### PROBLEM DESCRIPTION
Please copy the entries below word for word, from the start of the entries through the line that contains "legend-label-182: 182 bbox=[921, 585, 953, 605]".
↓↓↓
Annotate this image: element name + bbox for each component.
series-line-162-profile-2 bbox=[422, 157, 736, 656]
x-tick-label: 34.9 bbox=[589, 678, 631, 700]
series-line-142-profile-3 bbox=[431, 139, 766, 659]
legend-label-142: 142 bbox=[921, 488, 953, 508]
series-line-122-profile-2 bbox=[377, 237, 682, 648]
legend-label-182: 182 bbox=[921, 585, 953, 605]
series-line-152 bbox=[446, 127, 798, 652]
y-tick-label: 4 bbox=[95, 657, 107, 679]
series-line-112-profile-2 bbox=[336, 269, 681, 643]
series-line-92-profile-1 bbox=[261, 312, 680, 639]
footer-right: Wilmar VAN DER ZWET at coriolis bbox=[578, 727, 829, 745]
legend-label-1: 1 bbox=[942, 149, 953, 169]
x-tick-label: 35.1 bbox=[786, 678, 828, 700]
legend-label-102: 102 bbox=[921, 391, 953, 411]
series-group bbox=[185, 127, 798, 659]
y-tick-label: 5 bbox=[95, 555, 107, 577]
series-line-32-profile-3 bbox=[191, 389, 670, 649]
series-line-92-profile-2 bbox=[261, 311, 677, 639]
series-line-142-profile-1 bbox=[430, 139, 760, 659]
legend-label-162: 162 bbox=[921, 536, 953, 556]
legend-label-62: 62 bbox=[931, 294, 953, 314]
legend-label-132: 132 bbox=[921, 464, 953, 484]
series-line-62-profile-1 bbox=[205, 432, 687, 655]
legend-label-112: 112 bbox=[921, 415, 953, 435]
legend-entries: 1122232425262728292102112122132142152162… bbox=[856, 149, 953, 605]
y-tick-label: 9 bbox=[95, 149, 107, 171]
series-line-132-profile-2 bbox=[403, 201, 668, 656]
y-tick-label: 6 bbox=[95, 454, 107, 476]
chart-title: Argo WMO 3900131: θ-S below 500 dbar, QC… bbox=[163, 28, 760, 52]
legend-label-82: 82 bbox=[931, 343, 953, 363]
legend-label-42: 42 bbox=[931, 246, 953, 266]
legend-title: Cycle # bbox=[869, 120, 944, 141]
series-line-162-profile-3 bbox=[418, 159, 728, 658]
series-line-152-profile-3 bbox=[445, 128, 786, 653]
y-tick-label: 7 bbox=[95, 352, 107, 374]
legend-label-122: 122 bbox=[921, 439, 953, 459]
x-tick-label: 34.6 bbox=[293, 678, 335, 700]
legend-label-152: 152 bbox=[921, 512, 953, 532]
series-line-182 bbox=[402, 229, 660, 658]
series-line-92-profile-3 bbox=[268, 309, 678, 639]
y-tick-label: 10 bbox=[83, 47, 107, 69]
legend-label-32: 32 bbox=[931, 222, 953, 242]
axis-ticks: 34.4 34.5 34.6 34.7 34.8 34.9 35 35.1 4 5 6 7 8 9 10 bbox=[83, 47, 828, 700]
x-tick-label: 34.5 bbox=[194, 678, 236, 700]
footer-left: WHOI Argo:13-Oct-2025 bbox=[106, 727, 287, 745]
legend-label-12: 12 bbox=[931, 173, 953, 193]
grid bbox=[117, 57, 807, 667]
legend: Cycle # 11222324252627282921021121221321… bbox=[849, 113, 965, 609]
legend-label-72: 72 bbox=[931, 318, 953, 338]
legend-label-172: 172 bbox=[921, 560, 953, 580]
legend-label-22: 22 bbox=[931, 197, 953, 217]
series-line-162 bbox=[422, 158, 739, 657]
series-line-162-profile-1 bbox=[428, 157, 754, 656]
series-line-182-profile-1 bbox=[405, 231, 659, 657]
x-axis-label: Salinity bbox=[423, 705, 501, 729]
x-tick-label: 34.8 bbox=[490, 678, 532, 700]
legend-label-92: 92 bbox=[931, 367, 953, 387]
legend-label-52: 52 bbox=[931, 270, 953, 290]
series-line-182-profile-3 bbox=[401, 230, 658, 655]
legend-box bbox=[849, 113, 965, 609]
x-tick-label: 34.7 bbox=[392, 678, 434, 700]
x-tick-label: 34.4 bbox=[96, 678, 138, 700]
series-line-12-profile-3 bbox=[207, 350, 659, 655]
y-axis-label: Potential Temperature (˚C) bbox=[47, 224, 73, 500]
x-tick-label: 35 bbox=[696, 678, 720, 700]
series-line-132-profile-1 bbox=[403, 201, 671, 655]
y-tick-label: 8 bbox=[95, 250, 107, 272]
↑↑↑
### COMPLETE OUTPUT
Annotate this image: element name + bbox for each component.
series-line-162-profile-2 bbox=[422, 157, 736, 656]
x-tick-label: 34.9 bbox=[589, 678, 631, 700]
series-line-142-profile-3 bbox=[431, 139, 766, 659]
legend-label-142: 142 bbox=[921, 488, 953, 508]
series-line-122-profile-2 bbox=[377, 237, 682, 648]
legend-label-182: 182 bbox=[921, 585, 953, 605]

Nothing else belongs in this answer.